[Excerpts from a figure dataset]
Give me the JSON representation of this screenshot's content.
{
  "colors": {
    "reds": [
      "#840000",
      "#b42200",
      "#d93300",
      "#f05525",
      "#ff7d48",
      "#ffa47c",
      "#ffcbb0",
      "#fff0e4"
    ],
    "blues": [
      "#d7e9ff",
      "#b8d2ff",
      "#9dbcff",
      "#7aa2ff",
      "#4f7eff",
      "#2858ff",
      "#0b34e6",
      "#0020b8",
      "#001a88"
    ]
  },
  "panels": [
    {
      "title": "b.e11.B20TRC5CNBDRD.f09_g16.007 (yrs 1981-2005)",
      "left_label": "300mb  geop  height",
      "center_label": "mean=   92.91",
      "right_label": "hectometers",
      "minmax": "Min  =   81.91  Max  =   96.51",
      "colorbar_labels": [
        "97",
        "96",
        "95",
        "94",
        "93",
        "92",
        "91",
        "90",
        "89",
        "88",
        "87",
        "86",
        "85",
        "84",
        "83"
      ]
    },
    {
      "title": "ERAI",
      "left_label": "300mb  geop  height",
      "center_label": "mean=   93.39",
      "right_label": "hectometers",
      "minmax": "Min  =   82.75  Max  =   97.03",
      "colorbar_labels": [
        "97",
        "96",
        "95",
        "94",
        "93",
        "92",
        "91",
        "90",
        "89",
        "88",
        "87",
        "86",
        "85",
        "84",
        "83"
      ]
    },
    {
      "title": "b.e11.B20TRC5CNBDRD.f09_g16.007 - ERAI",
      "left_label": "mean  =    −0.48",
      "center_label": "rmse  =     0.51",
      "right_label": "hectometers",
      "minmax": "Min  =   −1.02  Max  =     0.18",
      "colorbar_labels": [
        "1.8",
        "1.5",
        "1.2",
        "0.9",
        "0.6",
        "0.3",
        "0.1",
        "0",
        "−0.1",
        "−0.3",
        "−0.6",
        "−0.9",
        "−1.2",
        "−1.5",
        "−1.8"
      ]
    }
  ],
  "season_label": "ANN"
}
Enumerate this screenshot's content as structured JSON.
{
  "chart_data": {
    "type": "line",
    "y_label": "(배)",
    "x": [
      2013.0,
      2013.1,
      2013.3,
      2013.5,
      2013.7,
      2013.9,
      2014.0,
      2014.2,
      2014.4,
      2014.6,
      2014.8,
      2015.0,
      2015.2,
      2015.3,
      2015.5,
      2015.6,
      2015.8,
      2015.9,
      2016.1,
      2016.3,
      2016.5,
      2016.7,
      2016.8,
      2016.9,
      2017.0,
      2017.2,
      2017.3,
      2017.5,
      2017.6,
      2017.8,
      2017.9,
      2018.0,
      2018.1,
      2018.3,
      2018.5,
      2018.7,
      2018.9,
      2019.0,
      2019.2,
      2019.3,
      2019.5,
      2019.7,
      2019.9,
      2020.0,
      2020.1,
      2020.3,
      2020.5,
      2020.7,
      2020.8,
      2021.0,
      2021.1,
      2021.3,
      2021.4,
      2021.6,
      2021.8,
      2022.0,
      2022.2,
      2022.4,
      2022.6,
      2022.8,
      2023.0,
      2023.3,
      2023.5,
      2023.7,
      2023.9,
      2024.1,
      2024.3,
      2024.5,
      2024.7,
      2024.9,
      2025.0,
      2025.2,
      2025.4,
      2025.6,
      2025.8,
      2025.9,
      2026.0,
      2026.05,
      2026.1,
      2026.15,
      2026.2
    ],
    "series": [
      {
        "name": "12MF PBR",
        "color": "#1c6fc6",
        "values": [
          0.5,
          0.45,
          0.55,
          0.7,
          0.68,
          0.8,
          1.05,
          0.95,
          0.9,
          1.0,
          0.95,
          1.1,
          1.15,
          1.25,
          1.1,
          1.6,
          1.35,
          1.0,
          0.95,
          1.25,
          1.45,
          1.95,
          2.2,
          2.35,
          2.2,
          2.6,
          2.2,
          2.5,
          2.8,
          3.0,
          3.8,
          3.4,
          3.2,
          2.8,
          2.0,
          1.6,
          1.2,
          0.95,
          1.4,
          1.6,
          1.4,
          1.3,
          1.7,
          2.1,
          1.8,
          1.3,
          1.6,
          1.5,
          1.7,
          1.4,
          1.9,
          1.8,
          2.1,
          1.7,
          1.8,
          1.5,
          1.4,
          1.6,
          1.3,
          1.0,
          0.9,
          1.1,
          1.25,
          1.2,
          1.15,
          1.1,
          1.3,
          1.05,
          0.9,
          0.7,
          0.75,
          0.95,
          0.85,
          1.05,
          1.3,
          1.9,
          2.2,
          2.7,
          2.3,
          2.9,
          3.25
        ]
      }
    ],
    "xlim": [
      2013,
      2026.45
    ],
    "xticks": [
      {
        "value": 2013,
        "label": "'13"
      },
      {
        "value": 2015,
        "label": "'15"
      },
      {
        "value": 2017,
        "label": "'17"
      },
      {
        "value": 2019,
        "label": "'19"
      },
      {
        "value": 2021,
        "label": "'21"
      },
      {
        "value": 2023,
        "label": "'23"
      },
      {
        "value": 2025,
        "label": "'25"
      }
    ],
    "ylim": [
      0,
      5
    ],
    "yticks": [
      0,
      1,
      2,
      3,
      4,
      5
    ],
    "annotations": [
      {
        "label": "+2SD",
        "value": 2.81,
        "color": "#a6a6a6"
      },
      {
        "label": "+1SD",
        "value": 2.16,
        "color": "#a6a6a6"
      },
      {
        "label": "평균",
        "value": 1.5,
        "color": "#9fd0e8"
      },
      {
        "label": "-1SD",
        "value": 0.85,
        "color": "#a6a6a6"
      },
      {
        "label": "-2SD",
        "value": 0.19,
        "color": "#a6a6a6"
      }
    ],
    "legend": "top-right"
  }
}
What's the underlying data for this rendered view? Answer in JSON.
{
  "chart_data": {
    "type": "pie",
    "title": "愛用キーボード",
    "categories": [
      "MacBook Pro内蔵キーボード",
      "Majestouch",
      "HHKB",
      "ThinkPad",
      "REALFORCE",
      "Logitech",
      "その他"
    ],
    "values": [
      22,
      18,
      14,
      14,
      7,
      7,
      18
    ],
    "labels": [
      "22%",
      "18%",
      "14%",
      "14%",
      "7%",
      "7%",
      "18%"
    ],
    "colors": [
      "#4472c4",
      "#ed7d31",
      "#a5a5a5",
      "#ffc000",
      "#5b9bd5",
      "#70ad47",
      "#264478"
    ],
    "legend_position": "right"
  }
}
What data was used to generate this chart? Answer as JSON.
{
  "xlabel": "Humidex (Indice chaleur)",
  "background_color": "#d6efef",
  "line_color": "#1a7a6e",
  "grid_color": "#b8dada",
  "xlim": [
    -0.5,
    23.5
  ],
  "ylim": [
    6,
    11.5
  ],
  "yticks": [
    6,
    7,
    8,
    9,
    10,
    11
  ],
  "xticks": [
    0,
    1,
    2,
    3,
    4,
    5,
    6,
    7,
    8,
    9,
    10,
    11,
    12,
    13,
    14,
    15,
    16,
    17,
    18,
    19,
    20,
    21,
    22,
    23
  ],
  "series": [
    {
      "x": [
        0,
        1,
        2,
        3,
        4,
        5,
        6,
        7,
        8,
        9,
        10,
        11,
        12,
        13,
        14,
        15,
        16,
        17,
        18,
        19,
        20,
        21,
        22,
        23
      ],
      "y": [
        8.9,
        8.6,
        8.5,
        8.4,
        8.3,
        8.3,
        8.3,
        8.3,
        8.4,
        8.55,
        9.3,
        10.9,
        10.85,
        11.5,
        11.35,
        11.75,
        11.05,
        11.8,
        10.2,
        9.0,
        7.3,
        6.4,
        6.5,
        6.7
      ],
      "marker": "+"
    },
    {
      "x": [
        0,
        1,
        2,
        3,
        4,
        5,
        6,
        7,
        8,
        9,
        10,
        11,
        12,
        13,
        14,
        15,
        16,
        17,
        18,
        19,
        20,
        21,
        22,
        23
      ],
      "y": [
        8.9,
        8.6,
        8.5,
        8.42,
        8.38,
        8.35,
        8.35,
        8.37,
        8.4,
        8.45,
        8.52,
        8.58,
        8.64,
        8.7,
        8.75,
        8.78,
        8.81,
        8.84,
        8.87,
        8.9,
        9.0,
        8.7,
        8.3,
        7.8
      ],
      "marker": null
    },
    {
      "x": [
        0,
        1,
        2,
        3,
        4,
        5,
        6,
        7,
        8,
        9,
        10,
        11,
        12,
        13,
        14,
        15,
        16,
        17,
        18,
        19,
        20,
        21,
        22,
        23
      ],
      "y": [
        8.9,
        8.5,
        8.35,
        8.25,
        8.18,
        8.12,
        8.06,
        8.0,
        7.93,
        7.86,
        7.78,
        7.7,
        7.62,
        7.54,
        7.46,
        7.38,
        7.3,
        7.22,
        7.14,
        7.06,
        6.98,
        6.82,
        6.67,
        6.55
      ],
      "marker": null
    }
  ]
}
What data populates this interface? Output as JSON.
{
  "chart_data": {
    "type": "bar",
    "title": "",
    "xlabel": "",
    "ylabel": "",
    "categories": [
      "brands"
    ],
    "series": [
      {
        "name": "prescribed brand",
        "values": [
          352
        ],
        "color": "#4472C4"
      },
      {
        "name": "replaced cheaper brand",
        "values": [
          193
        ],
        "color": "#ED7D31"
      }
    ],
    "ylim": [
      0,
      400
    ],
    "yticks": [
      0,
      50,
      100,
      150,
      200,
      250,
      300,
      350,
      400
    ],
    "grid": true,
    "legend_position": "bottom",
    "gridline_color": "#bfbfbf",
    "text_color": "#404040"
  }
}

**Stated goal:**
From the "What data populates" line to the close of the listing, restate each line word for word.

**Answer in full:**
What data populates this interface? Output as JSON.
{
  "chart_data": {
    "type": "bar",
    "title": "",
    "xlabel": "",
    "ylabel": "",
    "categories": [
      "brands"
    ],
    "series": [
      {
        "name": "prescribed brand",
        "values": [
          352
        ],
        "color": "#4472C4"
      },
      {
        "name": "replaced cheaper brand",
        "values": [
          193
        ],
        "color": "#ED7D31"
      }
    ],
    "ylim": [
      0,
      400
    ],
    "yticks": [
      0,
      50,
      100,
      150,
      200,
      250,
      300,
      350,
      400
    ],
    "grid": true,
    "legend_position": "bottom",
    "gridline_color": "#bfbfbf",
    "text_color": "#404040"
  }
}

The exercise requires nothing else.